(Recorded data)

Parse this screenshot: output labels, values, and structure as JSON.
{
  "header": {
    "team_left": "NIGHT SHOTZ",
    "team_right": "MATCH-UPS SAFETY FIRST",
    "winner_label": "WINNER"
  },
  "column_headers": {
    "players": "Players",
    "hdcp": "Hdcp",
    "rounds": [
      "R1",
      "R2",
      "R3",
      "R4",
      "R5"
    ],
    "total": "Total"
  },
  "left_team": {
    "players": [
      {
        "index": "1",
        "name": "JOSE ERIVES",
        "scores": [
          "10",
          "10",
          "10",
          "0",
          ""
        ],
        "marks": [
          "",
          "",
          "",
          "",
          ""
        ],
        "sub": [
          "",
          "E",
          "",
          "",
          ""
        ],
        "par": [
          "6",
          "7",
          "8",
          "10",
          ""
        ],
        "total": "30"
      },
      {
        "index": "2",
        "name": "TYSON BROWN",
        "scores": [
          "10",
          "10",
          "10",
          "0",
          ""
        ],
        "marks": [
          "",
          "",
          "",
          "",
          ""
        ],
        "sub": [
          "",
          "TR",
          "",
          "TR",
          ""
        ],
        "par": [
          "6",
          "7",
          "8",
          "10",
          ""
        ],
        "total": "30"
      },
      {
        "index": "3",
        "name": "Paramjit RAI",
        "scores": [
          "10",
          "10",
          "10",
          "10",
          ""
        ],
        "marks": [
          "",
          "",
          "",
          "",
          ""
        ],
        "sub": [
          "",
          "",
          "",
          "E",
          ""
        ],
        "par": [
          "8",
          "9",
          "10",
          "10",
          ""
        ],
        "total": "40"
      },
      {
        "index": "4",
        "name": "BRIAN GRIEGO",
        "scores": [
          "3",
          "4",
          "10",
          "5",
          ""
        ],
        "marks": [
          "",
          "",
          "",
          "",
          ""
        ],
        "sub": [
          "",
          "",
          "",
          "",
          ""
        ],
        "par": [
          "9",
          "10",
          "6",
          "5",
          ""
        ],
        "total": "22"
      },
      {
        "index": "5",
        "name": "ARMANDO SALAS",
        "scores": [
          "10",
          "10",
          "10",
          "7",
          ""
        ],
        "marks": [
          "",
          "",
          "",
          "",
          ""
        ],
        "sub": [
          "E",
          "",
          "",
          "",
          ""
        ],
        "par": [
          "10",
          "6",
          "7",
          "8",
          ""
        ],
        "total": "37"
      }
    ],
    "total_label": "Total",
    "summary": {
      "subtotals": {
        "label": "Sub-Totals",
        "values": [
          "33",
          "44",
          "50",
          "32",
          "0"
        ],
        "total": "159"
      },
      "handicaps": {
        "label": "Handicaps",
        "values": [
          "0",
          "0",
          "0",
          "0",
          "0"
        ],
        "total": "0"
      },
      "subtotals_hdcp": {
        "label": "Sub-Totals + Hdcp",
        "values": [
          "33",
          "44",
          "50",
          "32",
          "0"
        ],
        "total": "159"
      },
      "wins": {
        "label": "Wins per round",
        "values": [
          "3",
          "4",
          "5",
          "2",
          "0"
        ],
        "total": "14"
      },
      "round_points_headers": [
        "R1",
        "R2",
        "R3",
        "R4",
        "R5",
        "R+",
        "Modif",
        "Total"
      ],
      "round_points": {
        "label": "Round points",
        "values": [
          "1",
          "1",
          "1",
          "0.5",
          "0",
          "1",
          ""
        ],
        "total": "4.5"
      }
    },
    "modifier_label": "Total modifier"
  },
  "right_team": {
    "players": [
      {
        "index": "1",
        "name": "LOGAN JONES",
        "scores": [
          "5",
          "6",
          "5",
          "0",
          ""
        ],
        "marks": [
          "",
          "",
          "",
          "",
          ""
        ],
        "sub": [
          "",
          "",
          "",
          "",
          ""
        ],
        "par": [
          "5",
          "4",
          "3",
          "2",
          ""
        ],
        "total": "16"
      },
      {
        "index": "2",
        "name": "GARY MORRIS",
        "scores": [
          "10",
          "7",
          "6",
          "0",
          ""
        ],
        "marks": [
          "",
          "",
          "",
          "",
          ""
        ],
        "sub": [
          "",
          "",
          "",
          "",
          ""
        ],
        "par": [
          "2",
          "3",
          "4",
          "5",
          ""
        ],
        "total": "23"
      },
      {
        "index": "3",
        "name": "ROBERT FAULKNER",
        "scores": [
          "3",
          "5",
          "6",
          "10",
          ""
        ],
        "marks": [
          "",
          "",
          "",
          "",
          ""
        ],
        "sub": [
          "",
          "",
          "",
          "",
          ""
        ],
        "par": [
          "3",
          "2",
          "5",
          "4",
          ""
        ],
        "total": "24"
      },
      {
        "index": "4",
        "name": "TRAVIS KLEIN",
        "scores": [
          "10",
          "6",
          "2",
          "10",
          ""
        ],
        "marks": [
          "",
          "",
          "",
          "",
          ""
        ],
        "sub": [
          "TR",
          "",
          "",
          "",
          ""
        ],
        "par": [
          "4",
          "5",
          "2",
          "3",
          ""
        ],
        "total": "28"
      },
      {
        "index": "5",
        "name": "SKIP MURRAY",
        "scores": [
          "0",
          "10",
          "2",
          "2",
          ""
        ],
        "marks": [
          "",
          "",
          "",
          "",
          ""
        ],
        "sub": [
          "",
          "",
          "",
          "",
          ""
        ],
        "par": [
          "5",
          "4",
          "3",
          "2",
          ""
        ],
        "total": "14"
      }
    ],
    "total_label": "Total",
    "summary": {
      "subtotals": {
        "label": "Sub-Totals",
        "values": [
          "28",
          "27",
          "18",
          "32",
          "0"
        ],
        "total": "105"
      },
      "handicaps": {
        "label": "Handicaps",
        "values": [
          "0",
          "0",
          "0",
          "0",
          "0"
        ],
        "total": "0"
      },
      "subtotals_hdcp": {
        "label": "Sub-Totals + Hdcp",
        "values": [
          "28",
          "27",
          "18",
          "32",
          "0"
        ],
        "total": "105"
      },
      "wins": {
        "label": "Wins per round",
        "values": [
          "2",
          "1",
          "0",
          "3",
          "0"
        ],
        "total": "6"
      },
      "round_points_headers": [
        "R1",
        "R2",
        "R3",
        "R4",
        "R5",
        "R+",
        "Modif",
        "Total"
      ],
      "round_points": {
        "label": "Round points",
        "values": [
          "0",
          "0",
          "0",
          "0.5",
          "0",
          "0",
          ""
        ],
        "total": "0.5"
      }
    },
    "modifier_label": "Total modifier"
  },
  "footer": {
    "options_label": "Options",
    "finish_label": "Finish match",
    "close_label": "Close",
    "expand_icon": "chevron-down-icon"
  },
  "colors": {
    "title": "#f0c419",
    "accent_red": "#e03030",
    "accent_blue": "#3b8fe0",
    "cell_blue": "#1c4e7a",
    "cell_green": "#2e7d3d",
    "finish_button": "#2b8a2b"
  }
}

§ **Exercise**: Search the listing for the string "name". Copy each line where it turns up.

§ **Right answer**:
        "name": "JOSE ERIVES",
        "name": "TYSON BROWN",
        "name": "Paramjit RAI",
        "name": "BRIAN GRIEGO",
        "name": "ARMANDO SALAS",
        "name": "LOGAN JONES",
        "name": "GARY MORRIS",
        "name": "ROBERT FAULKNER",
        "name": "TRAVIS KLEIN",
        "name": "SKIP MURRAY",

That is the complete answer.